» WHAT YOU ARE ASKED TO DO:
Write out the whole of the material exactly.

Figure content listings
────

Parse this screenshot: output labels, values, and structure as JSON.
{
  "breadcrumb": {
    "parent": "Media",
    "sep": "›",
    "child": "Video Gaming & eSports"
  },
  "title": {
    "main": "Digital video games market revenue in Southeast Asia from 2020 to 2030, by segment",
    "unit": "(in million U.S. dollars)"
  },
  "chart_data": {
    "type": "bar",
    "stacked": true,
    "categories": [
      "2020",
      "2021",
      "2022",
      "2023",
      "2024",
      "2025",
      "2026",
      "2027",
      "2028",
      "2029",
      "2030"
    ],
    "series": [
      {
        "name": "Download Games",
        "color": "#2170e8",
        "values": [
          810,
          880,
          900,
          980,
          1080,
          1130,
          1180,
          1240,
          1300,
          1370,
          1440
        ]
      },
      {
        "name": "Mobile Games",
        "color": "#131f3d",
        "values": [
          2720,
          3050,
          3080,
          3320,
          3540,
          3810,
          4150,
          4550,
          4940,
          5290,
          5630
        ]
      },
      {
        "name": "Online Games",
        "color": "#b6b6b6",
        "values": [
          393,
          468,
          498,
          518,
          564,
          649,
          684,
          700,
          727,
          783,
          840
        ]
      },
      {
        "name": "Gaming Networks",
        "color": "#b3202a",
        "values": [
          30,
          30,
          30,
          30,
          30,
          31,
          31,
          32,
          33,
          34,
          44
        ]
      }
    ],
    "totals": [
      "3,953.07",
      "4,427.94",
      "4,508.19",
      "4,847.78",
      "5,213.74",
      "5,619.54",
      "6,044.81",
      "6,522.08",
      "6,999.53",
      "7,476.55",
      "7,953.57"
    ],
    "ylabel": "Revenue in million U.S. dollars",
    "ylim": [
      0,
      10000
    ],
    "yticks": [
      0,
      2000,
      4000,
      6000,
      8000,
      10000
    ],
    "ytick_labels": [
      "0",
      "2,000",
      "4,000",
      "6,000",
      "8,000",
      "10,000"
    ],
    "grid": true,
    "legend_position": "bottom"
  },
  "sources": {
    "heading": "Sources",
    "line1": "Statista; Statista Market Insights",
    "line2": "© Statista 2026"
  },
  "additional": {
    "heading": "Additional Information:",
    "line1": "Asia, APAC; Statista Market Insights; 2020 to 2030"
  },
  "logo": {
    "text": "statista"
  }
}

────

» EXERCISE RESULT:
Parse this screenshot: output labels, values, and structure as JSON.
{
  "breadcrumb": {
    "parent": "Media",
    "sep": "›",
    "child": "Video Gaming & eSports"
  },
  "title": {
    "main": "Digital video games market revenue in Southeast Asia from 2020 to 2030, by segment",
    "unit": "(in million U.S. dollars)"
  },
  "chart_data": {
    "type": "bar",
    "stacked": true,
    "categories": [
      "2020",
      "2021",
      "2022",
      "2023",
      "2024",
      "2025",
      "2026",
      "2027",
      "2028",
      "2029",
      "2030"
    ],
    "series": [
      {
        "name": "Download Games",
        "color": "#2170e8",
        "values": [
          810,
          880,
          900,
          980,
          1080,
          1130,
          1180,
          1240,
          1300,
          1370,
          1440
        ]
      },
      {
        "name": "Mobile Games",
        "color": "#131f3d",
        "values": [
          2720,
          3050,
          3080,
          3320,
          3540,
          3810,
          4150,
          4550,
          4940,
          5290,
          5630
        ]
      },
      {
        "name": "Online Games",
        "color": "#b6b6b6",
        "values": [
          393,
          468,
          498,
          518,
          564,
          649,
          684,
          700,
          727,
          783,
          840
        ]
      },
      {
        "name": "Gaming Networks",
        "color": "#b3202a",
        "values": [
          30,
          30,
          30,
          30,
          30,
          31,
          31,
          32,
          33,
          34,
          44
        ]
      }
    ],
    "totals": [
      "3,953.07",
      "4,427.94",
      "4,508.19",
      "4,847.78",
      "5,213.74",
      "5,619.54",
      "6,044.81",
      "6,522.08",
      "6,999.53",
      "7,476.55",
      "7,953.57"
    ],
    "ylabel": "Revenue in million U.S. dollars",
    "ylim": [
      0,
      10000
    ],
    "yticks": [
      0,
      2000,
      4000,
      6000,
      8000,
      10000
    ],
    "ytick_labels": [
      "0",
      "2,000",
      "4,000",
      "6,000",
      "8,000",
      "10,000"
    ],
    "grid": true,
    "legend_position": "bottom"
  },
  "sources": {
    "heading": "Sources",
    "line1": "Statista; Statista Market Insights",
    "line2": "© Statista 2026"
  },
  "additional": {
    "heading": "Additional Information:",
    "line1": "Asia, APAC; Statista Market Insights; 2020 to 2030"
  },
  "logo": {
    "text": "statista"
  }
}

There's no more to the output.